- Problem details: Every entry should be reproduced word for word.

Records drawn from a dataset:
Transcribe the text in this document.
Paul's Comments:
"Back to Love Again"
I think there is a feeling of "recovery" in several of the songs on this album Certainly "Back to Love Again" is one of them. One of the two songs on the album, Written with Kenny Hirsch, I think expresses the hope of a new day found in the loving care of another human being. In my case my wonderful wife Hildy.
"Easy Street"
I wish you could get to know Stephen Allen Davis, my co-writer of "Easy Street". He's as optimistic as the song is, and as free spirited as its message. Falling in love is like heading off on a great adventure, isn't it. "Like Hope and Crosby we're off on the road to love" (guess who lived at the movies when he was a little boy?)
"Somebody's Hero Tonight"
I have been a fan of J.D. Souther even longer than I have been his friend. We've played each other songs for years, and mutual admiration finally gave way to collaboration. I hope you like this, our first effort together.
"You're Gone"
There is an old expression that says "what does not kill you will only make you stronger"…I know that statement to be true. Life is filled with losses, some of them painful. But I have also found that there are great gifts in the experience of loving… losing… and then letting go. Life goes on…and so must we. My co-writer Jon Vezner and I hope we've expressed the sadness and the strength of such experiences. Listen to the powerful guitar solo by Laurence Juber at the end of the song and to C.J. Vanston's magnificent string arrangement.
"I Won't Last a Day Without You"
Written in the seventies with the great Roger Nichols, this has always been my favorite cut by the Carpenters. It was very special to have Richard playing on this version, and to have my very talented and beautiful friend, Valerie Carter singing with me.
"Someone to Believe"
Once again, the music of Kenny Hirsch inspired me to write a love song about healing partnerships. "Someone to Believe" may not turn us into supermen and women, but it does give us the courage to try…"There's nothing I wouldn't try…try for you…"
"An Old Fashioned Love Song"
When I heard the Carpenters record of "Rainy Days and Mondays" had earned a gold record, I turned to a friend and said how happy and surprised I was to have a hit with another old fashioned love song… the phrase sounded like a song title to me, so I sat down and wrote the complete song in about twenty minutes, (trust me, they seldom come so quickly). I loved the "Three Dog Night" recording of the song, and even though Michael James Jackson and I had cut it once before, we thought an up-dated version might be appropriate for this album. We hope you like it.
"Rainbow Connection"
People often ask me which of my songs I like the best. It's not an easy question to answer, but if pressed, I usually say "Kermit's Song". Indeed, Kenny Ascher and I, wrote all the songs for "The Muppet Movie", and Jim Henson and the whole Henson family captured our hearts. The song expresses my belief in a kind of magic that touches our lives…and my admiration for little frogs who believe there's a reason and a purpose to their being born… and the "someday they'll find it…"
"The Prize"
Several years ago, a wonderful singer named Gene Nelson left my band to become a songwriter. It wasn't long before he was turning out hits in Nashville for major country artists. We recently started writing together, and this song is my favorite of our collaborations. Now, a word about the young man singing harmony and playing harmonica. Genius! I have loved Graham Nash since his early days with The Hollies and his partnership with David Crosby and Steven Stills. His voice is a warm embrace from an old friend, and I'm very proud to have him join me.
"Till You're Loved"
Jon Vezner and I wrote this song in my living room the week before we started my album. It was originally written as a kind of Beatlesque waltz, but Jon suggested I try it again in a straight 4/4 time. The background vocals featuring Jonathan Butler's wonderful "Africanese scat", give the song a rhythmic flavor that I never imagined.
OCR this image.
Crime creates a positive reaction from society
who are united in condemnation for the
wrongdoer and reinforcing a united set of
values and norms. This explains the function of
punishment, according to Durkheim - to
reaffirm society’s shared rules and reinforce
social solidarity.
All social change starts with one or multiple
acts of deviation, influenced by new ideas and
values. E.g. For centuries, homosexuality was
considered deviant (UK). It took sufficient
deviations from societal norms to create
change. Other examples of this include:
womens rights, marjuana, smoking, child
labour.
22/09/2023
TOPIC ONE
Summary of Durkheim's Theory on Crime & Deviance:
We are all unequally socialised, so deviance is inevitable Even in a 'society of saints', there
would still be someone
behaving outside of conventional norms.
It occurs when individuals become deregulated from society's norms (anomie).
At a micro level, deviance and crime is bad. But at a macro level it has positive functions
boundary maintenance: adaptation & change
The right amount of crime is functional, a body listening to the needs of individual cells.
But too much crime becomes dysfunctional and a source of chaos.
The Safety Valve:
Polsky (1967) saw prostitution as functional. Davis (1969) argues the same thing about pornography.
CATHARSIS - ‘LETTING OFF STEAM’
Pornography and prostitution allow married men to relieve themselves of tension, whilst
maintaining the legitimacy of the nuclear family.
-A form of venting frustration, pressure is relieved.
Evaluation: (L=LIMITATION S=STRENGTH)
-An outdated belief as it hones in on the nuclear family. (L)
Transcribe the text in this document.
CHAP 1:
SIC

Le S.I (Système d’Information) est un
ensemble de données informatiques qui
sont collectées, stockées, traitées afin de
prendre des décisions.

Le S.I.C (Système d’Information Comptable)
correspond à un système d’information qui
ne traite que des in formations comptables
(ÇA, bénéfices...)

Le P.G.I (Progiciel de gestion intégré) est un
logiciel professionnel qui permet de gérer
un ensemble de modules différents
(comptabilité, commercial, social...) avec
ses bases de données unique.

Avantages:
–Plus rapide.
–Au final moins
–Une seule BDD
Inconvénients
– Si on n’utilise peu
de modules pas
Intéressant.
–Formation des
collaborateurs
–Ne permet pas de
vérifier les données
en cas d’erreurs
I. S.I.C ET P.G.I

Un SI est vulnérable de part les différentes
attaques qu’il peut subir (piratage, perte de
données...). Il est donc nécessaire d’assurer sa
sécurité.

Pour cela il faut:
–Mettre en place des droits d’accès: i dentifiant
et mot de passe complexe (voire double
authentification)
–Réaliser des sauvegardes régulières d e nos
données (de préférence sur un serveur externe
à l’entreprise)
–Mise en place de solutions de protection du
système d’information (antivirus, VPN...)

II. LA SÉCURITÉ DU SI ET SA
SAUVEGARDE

- Completed task:
Transcribe the text in this document.
Paul's Comments:
"Back to Love Again"
I think there is a feeling of "recovery" in several of the songs on this album Certainly "Back to Love Again" is one of them. One of the two songs on the album, Written with Kenny Hirsch, I think expresses the hope of a new day found in the loving care of another human being. In my case my wonderful wife Hildy.
"Easy Street"
I wish you could get to know Stephen Allen Davis, my co-writer of "Easy Street". He's as optimistic as the song is, and as free spirited as its message. Falling in love is like heading off on a great adventure, isn't it. "Like Hope and Crosby we're off on the road to love" (guess who lived at the movies when he was a little boy?)
"Somebody's Hero Tonight"
I have been a fan of J.D. Souther even longer than I have been his friend. We've played each other songs for years, and mutual admiration finally gave way to collaboration. I hope you like this, our first effort together.
"You're Gone"
There is an old expression that says "what does not kill you will only make you stronger"…I know that statement to be true. Life is filled with losses, some of them painful. But I have also found that there are great gifts in the experience of loving… losing… and then letting go. Life goes on…and so must we. My co-writer Jon Vezner and I hope we've expressed the sadness and the strength of such experiences. Listen to the powerful guitar solo by Laurence Juber at the end of the song and to C.J. Vanston's magnificent string arrangement.
"I Won't Last a Day Without You"
Written in the seventies with the great Roger Nichols, this has always been my favorite cut by the Carpenters. It was very special to have Richard playing on this version, and to have my very talented and beautiful friend, Valerie Carter singing with me.
"Someone to Believe"
Once again, the music of Kenny Hirsch inspired me to write a love song about healing partnerships. "Someone to Believe" may not turn us into supermen and women, but it does give us the courage to try…"There's nothing I wouldn't try…try for you…"
"An Old Fashioned Love Song"
When I heard the Carpenters record of "Rainy Days and Mondays" had earned a gold record, I turned to a friend and said how happy and surprised I was to have a hit with another old fashioned love song… the phrase sounded like a song title to me, so I sat down and wrote the complete song in about twenty minutes, (trust me, they seldom come so quickly). I loved the "Three Dog Night" recording of the song, and even though Michael James Jackson and I had cut it once before, we thought an up-dated version might be appropriate for this album. We hope you like it.
"Rainbow Connection"
People often ask me which of my songs I like the best. It's not an easy question to answer, but if pressed, I usually say "Kermit's Song". Indeed, Kenny Ascher and I, wrote all the songs for "The Muppet Movie", and Jim Henson and the whole Henson family captured our hearts. The song expresses my belief in a kind of magic that touches our lives…and my admiration for little frogs who believe there's a reason and a purpose to their being born… and the "someday they'll find it…"
"The Prize"
Several years ago, a wonderful singer named Gene Nelson left my band to become a songwriter. It wasn't long before he was turning out hits in Nashville for major country artists. We recently started writing together, and this song is my favorite of our collaborations. Now, a word about the young man singing harmony and playing harmonica. Genius! I have loved Graham Nash since his early days with The Hollies and his partnership with David Crosby and Steven Stills. His voice is a warm embrace from an old friend, and I'm very proud to have him join me.
"Till You're Loved"
Jon Vezner and I wrote this song in my living room the week before we started my album. It was originally written as a kind of Beatlesque waltz, but Jon suggested I try it again in a straight 4/4 time. The background vocals featuring Jonathan Butler's wonderful "Africanese scat", give the song a rhythmic flavor that I never imagined.
OCR this image.
Crime creates a positive reaction from society
who are united in condemnation for the
wrongdoer and reinforcing a united set of
values and norms. This explains the function of
punishment, according to Durkheim - to
reaffirm society’s shared rules and reinforce
social solidarity.
All social change starts with one or multiple
acts of deviation, influenced by new ideas and
values. E.g. For centuries, homosexuality was
considered deviant (UK). It took sufficient
deviations from societal norms to create
change. Other examples of this include:
womens rights, marjuana, smoking, child
labour.
22/09/2023
TOPIC ONE
Summary of Durkheim's Theory on Crime & Deviance:
We are all unequally socialised, so deviance is inevitable Even in a 'society of saints', there
would still be someone
behaving outside of conventional norms.
It occurs when individuals become deregulated from society's norms (anomie).
At a micro level, deviance and crime is bad. But at a macro level it has positive functions
boundary maintenance: adaptation & change
The right amount of crime is functional, a body listening to the needs of individual cells.
But too much crime becomes dysfunctional and a source of chaos.
The Safety Valve:
Polsky (1967) saw prostitution as functional. Davis (1969) argues the same thing about pornography.
CATHARSIS - ‘LETTING OFF STEAM’
Pornography and prostitution allow married men to relieve themselves of tension, whilst
maintaining the legitimacy of the nuclear family.
-A form of venting frustration, pressure is relieved.
Evaluation: (L=LIMITATION S=STRENGTH)
-An outdated belief as it hones in on the nuclear family. (L)
Transcribe the text in this document.
CHAP 1:
SIC

Le S.I (Système d’Information) est un
ensemble de données informatiques qui
sont collectées, stockées, traitées afin de
prendre des décisions.

Le S.I.C (Système d’Information Comptable)
correspond à un système d’information qui
ne traite que des in formations comptables
(ÇA, bénéfices...)

Le P.G.I (Progiciel de gestion intégré) est un
logiciel professionnel qui permet de gérer
un ensemble de modules différents
(comptabilité, commercial, social...) avec
ses bases de données unique.

Avantages:
–Plus rapide.
–Au final moins
–Une seule BDD
Inconvénients
– Si on n’utilise peu
de modules pas
Intéressant.
–Formation des
collaborateurs
–Ne permet pas de
vérifier les données
en cas d’erreurs
I. S.I.C ET P.G.I

Un SI est vulnérable de part les différentes
attaques qu’il peut subir (piratage, perte de
données...). Il est donc nécessaire d’assurer sa
sécurité.

Pour cela il faut:
–Mettre en place des droits d’accès: i dentifiant
et mot de passe complexe (voire double
authentification)
–Réaliser des sauvegardes régulières d e nos
données (de préférence sur un serveur externe
à l’entreprise)
–Mise en place de solutions de protection du
système d’information (antivirus, VPN...)

II. LA SÉCURITÉ DU SI ET SA
SAUVEGARDE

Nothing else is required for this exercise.